• [Your task] Provide an exact transcription of all the records.

┏━━

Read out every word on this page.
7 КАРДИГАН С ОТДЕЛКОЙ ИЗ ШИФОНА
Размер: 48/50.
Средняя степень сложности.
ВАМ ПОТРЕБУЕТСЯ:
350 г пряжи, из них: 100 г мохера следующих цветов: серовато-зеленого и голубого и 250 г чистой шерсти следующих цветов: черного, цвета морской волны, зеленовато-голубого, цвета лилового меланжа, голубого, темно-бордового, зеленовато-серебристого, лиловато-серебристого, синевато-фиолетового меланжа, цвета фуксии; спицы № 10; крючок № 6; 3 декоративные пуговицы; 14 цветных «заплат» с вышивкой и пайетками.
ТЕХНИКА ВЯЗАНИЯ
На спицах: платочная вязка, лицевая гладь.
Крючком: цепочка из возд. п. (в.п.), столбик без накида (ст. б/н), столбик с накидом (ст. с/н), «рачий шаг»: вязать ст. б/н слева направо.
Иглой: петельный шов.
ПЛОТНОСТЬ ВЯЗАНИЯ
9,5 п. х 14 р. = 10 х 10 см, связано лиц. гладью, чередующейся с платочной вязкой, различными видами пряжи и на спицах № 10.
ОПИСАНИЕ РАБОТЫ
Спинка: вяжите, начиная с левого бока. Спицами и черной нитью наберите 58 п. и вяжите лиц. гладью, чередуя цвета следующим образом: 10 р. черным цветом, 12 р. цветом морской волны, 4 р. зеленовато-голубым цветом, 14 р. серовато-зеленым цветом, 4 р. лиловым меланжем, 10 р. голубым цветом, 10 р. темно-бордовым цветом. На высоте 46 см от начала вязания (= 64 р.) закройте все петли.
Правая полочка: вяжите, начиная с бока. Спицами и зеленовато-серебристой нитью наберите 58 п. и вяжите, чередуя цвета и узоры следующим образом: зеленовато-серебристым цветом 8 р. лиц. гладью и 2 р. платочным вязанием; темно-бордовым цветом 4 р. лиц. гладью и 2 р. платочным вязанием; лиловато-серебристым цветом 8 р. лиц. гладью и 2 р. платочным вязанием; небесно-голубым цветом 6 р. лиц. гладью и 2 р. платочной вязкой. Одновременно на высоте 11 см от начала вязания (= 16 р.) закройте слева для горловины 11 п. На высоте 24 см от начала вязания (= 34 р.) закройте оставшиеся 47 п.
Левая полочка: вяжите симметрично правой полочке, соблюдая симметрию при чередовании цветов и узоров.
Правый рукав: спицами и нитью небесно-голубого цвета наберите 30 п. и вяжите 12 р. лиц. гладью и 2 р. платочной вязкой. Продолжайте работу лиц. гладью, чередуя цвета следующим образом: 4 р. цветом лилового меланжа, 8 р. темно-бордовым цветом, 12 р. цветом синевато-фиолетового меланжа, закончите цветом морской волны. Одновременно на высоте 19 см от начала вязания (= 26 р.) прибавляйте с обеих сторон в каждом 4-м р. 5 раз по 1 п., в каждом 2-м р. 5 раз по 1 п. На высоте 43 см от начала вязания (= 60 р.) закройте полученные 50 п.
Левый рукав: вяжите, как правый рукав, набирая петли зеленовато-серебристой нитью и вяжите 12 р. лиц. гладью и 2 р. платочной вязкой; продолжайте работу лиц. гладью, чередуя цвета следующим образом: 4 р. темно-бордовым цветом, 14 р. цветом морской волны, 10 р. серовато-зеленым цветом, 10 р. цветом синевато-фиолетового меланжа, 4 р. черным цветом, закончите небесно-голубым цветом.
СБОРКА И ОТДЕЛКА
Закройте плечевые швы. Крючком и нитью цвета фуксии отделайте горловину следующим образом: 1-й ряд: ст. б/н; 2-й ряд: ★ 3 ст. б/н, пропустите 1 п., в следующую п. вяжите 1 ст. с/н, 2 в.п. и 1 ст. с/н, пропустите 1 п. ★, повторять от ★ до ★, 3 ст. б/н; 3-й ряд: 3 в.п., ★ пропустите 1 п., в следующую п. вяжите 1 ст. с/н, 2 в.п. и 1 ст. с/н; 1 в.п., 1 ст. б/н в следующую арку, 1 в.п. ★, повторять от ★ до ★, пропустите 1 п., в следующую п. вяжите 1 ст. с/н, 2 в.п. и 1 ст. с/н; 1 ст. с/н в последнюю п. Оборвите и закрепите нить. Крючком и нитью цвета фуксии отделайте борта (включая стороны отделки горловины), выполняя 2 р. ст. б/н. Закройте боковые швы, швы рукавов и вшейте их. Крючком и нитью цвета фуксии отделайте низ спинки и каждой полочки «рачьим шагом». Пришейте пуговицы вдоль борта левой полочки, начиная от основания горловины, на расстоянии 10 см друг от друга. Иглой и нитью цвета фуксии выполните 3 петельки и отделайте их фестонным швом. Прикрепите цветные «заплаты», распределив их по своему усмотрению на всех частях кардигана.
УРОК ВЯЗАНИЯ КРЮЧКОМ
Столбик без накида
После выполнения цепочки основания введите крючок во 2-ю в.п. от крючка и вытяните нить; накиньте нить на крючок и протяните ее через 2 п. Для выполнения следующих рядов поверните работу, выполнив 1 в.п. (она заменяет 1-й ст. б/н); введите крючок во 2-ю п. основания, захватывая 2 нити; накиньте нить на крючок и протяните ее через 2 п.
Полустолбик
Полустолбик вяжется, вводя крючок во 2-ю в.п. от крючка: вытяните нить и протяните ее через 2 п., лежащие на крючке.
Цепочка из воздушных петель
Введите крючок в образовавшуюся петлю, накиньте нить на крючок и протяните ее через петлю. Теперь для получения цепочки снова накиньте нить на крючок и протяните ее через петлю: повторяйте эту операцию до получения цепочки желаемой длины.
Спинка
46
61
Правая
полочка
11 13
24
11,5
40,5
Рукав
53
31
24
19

┗━━

• [Expected output]
Read out every word on this page.
7 КАРДИГАН С ОТДЕЛКОЙ ИЗ ШИФОНА
Размер: 48/50.
Средняя степень сложности.
ВАМ ПОТРЕБУЕТСЯ:
350 г пряжи, из них: 100 г мохера следующих цветов: серовато-зеленого и голубого и 250 г чистой шерсти следующих цветов: черного, цвета морской волны, зеленовато-голубого, цвета лилового меланжа, голубого, темно-бордового, зеленовато-серебристого, лиловато-серебристого, синевато-фиолетового меланжа, цвета фуксии; спицы № 10; крючок № 6; 3 декоративные пуговицы; 14 цветных «заплат» с вышивкой и пайетками.
ТЕХНИКА ВЯЗАНИЯ
На спицах: платочная вязка, лицевая гладь.
Крючком: цепочка из возд. п. (в.п.), столбик без накида (ст. б/н), столбик с накидом (ст. с/н), «рачий шаг»: вязать ст. б/н слева направо.
Иглой: петельный шов.
ПЛОТНОСТЬ ВЯЗАНИЯ
9,5 п. х 14 р. = 10 х 10 см, связано лиц. гладью, чередующейся с платочной вязкой, различными видами пряжи и на спицах № 10.
ОПИСАНИЕ РАБОТЫ
Спинка: вяжите, начиная с левого бока. Спицами и черной нитью наберите 58 п. и вяжите лиц. гладью, чередуя цвета следующим образом: 10 р. черным цветом, 12 р. цветом морской волны, 4 р. зеленовато-голубым цветом, 14 р. серовато-зеленым цветом, 4 р. лиловым меланжем, 10 р. голубым цветом, 10 р. темно-бордовым цветом. На высоте 46 см от начала вязания (= 64 р.) закройте все петли.
Правая полочка: вяжите, начиная с бока. Спицами и зеленовато-серебристой нитью наберите 58 п. и вяжите, чередуя цвета и узоры следующим образом: зеленовато-серебристым цветом 8 р. лиц. гладью и 2 р. платочным вязанием; темно-бордовым цветом 4 р. лиц. гладью и 2 р. платочным вязанием; лиловато-серебристым цветом 8 р. лиц. гладью и 2 р. платочным вязанием; небесно-голубым цветом 6 р. лиц. гладью и 2 р. платочной вязкой. Одновременно на высоте 11 см от начала вязания (= 16 р.) закройте слева для горловины 11 п. На высоте 24 см от начала вязания (= 34 р.) закройте оставшиеся 47 п.
Левая полочка: вяжите симметрично правой полочке, соблюдая симметрию при чередовании цветов и узоров.
Правый рукав: спицами и нитью небесно-голубого цвета наберите 30 п. и вяжите 12 р. лиц. гладью и 2 р. платочной вязкой. Продолжайте работу лиц. гладью, чередуя цвета следующим образом: 4 р. цветом лилового меланжа, 8 р. темно-бордовым цветом, 12 р. цветом синевато-фиолетового меланжа, закончите цветом морской волны. Одновременно на высоте 19 см от начала вязания (= 26 р.) прибавляйте с обеих сторон в каждом 4-м р. 5 раз по 1 п., в каждом 2-м р. 5 раз по 1 п. На высоте 43 см от начала вязания (= 60 р.) закройте полученные 50 п.
Левый рукав: вяжите, как правый рукав, набирая петли зеленовато-серебристой нитью и вяжите 12 р. лиц. гладью и 2 р. платочной вязкой; продолжайте работу лиц. гладью, чередуя цвета следующим образом: 4 р. темно-бордовым цветом, 14 р. цветом морской волны, 10 р. серовато-зеленым цветом, 10 р. цветом синевато-фиолетового меланжа, 4 р. черным цветом, закончите небесно-голубым цветом.
СБОРКА И ОТДЕЛКА
Закройте плечевые швы. Крючком и нитью цвета фуксии отделайте горловину следующим образом: 1-й ряд: ст. б/н; 2-й ряд: ★ 3 ст. б/н, пропустите 1 п., в следующую п. вяжите 1 ст. с/н, 2 в.п. и 1 ст. с/н, пропустите 1 п. ★, повторять от ★ до ★, 3 ст. б/н; 3-й ряд: 3 в.п., ★ пропустите 1 п., в следующую п. вяжите 1 ст. с/н, 2 в.п. и 1 ст. с/н; 1 в.п., 1 ст. б/н в следующую арку, 1 в.п. ★, повторять от ★ до ★, пропустите 1 п., в следующую п. вяжите 1 ст. с/н, 2 в.п. и 1 ст. с/н; 1 ст. с/н в последнюю п. Оборвите и закрепите нить. Крючком и нитью цвета фуксии отделайте борта (включая стороны отделки горловины), выполняя 2 р. ст. б/н. Закройте боковые швы, швы рукавов и вшейте их. Крючком и нитью цвета фуксии отделайте низ спинки и каждой полочки «рачьим шагом». Пришейте пуговицы вдоль борта левой полочки, начиная от основания горловины, на расстоянии 10 см друг от друга. Иглой и нитью цвета фуксии выполните 3 петельки и отделайте их фестонным швом. Прикрепите цветные «заплаты», распределив их по своему усмотрению на всех частях кардигана.
УРОК ВЯЗАНИЯ КРЮЧКОМ
Столбик без накида
После выполнения цепочки основания введите крючок во 2-ю в.п. от крючка и вытяните нить; накиньте нить на крючок и протяните ее через 2 п. Для выполнения следующих рядов поверните работу, выполнив 1 в.п. (она заменяет 1-й ст. б/н); введите крючок во 2-ю п. основания, захватывая 2 нити; накиньте нить на крючок и протяните ее через 2 п.
Полустолбик
Полустолбик вяжется, вводя крючок во 2-ю в.п. от крючка: вытяните нить и протяните ее через 2 п., лежащие на крючке.
Цепочка из воздушных петель
Введите крючок в образовавшуюся петлю, накиньте нить на крючок и протяните ее через петлю. Теперь для получения цепочки снова накиньте нить на крючок и протяните ее через петлю: повторяйте эту операцию до получения цепочки желаемой длины.
Спинка
46
61
Правая
полочка
11 13
24
11,5
40,5
Рукав
53
31
24
19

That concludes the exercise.